##### Working data

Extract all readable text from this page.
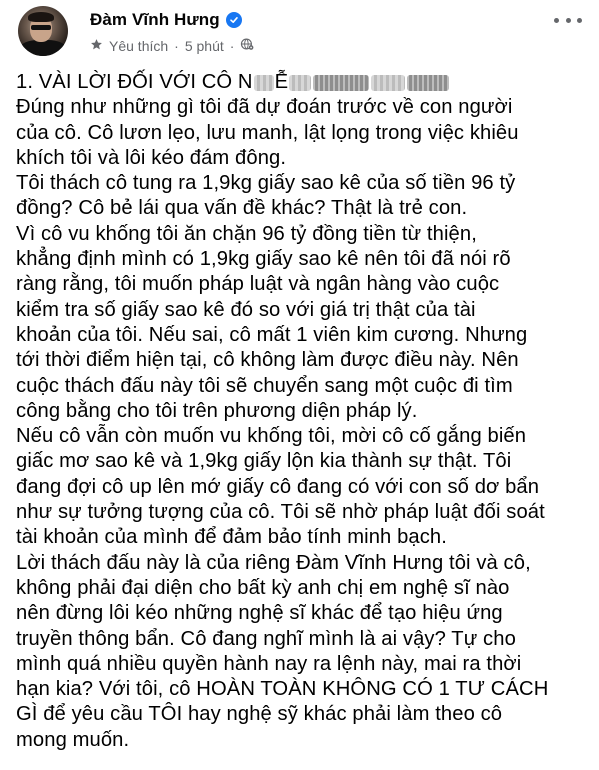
Đàm Vĩnh Hưng
Yêu thích · 5 phút ·
1. VÀI LỜI ĐỐI VỚI CÔ N Ễ
Đúng như những gì tôi đã dự đoán trước về con người
của cô. Cô lươn lẹo, lưu manh, lật lọng trong việc khiêu
khích tôi và lôi kéo đám đông.
Tôi thách cô tung ra 1,9kg giấy sao kê của số tiền 96 tỷ
đồng? Cô bẻ lái qua vấn đề khác? Thật là trẻ con.
Vì cô vu khống tôi ăn chặn 96 tỷ đồng tiền từ thiện,
khẳng định mình có 1,9kg giấy sao kê nên tôi đã nói rõ
ràng rằng, tôi muốn pháp luật và ngân hàng vào cuộc
kiểm tra số giấy sao kê đó so với giá trị thật của tài
khoản của tôi. Nếu sai, cô mất 1 viên kim cương. Nhưng
tới thời điểm hiện tại, cô không làm được điều này. Nên
cuộc thách đấu này tôi sẽ chuyển sang một cuộc đi tìm
công bằng cho tôi trên phương diện pháp lý.
Nếu cô vẫn còn muốn vu khống tôi, mời cô cố gắng biến
giấc mơ sao kê và 1,9kg giấy lộn kia thành sự thật. Tôi
đang đợi cô up lên mớ giấy cô đang có với con số dơ bẩn
như sự tưởng tượng của cô. Tôi sẽ nhờ pháp luật đối soát
tài khoản của mình để đảm bảo tính minh bạch.
Lời thách đấu này là của riêng Đàm Vĩnh Hưng tôi và cô,
không phải đại diện cho bất kỳ anh chị em nghệ sĩ nào
nên đừng lôi kéo những nghệ sĩ khác để tạo hiệu ứng
truyền thông bẩn. Cô đang nghĩ mình là ai vậy? Tự cho
mình quá nhiều quyền hành nay ra lệnh này, mai ra thời
hạn kia? Với tôi, cô HOÀN TOÀN KHÔNG CÓ 1 TƯ CÁCH
GÌ để yêu cầu TÔI hay nghệ sỹ khác phải làm theo cô
mong muốn.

##########

▸ **Challenge**
Without the pictures, retype the whole of the material above exactly.

▸ **Exercise solution**
Extract all readable text from this page.
Đàm Vĩnh Hưng
Yêu thích · 5 phút ·
1. VÀI LỜI ĐỐI VỚI CÔ N Ễ
Đúng như những gì tôi đã dự đoán trước về con người
của cô. Cô lươn lẹo, lưu manh, lật lọng trong việc khiêu
khích tôi và lôi kéo đám đông.
Tôi thách cô tung ra 1,9kg giấy sao kê của số tiền 96 tỷ
đồng? Cô bẻ lái qua vấn đề khác? Thật là trẻ con.
Vì cô vu khống tôi ăn chặn 96 tỷ đồng tiền từ thiện,
khẳng định mình có 1,9kg giấy sao kê nên tôi đã nói rõ
ràng rằng, tôi muốn pháp luật và ngân hàng vào cuộc
kiểm tra số giấy sao kê đó so với giá trị thật của tài
khoản của tôi. Nếu sai, cô mất 1 viên kim cương. Nhưng
tới thời điểm hiện tại, cô không làm được điều này. Nên
cuộc thách đấu này tôi sẽ chuyển sang một cuộc đi tìm
công bằng cho tôi trên phương diện pháp lý.
Nếu cô vẫn còn muốn vu khống tôi, mời cô cố gắng biến
giấc mơ sao kê và 1,9kg giấy lộn kia thành sự thật. Tôi
đang đợi cô up lên mớ giấy cô đang có với con số dơ bẩn
như sự tưởng tượng của cô. Tôi sẽ nhờ pháp luật đối soát
tài khoản của mình để đảm bảo tính minh bạch.
Lời thách đấu này là của riêng Đàm Vĩnh Hưng tôi và cô,
không phải đại diện cho bất kỳ anh chị em nghệ sĩ nào
nên đừng lôi kéo những nghệ sĩ khác để tạo hiệu ứng
truyền thông bẩn. Cô đang nghĩ mình là ai vậy? Tự cho
mình quá nhiều quyền hành nay ra lệnh này, mai ra thời
hạn kia? Với tôi, cô HOÀN TOÀN KHÔNG CÓ 1 TƯ CÁCH
GÌ để yêu cầu TÔI hay nghệ sỹ khác phải làm theo cô
mong muốn.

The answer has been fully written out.